From the listing below, extract every line in which the word "النـكاح" appears.
** begin DATASET RECORDS **
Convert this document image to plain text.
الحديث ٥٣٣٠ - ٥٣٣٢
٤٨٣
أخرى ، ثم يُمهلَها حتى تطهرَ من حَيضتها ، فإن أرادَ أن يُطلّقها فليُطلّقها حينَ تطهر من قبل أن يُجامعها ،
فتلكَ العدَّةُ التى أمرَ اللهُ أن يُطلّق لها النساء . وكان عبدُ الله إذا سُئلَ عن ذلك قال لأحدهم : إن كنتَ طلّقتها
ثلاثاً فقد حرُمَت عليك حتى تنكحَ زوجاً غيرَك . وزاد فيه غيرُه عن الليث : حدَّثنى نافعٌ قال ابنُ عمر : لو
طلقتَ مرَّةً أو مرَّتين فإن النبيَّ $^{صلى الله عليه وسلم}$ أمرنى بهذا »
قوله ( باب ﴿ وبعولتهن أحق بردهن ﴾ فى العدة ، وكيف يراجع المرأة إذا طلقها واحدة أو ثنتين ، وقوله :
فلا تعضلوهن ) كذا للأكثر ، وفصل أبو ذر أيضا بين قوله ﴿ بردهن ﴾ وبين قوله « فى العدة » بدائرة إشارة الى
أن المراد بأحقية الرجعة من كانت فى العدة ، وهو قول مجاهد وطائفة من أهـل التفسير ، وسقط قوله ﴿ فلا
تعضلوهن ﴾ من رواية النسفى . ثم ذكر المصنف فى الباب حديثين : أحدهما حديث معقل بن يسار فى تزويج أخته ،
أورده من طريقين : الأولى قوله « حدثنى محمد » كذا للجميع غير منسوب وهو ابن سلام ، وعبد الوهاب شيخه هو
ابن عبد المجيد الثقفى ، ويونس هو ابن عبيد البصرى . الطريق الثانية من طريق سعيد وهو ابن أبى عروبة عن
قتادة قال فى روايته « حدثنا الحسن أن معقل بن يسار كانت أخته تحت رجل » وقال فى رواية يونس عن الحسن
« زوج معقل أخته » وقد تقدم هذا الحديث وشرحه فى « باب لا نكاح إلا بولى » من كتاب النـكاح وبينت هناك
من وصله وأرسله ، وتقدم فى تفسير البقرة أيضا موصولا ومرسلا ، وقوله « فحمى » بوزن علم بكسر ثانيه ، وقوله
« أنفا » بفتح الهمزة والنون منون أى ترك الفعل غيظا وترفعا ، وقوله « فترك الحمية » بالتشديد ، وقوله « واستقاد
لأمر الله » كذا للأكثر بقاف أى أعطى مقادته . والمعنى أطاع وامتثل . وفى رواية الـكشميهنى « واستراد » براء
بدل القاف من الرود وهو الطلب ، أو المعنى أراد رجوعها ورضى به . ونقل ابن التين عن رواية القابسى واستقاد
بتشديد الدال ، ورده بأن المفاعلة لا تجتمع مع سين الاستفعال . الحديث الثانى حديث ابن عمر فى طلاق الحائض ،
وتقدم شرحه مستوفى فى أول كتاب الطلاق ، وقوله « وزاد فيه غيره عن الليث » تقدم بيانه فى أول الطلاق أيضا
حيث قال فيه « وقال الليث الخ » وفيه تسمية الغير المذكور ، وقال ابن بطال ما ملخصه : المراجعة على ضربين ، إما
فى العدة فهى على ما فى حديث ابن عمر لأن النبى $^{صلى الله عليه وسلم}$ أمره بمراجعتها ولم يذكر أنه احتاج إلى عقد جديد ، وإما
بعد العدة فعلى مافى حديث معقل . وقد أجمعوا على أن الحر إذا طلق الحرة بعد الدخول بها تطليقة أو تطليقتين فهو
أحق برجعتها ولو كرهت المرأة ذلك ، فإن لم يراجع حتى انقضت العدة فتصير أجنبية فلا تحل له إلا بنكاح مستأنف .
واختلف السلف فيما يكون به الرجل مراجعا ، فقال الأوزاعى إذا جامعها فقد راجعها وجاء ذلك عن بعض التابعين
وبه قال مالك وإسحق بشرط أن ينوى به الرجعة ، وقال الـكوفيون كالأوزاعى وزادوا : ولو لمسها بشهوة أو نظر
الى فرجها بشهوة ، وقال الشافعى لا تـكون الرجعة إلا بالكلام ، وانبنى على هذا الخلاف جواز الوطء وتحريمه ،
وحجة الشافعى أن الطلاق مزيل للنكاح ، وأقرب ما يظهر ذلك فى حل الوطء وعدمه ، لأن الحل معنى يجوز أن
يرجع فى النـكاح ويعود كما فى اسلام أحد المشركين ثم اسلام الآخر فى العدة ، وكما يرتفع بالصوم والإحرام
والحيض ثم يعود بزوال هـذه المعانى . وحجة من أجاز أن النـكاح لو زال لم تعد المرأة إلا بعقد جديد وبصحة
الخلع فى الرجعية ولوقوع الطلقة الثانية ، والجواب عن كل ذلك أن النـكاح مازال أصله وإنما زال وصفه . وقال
** end DATASET RECORDS **
* _ANSWER TO THE EXERCISE_:
« زوج معقل أخته » وقد تقدم هذا الحديث وشرحه فى « باب لا نكاح إلا بولى » من كتاب النـكاح وبينت هناك
يرجع فى النـكاح ويعود كما فى اسلام أحد المشركين ثم اسلام الآخر فى العدة ، وكما يرتفع بالصوم والإحرام
والحيض ثم يعود بزوال هـذه المعانى . وحجة من أجاز أن النـكاح لو زال لم تعد المرأة إلا بعقد جديد وبصحة
الخلع فى الرجعية ولوقوع الطلقة الثانية ، والجواب عن كل ذلك أن النـكاح مازال أصله وإنما زال وصفه . وقال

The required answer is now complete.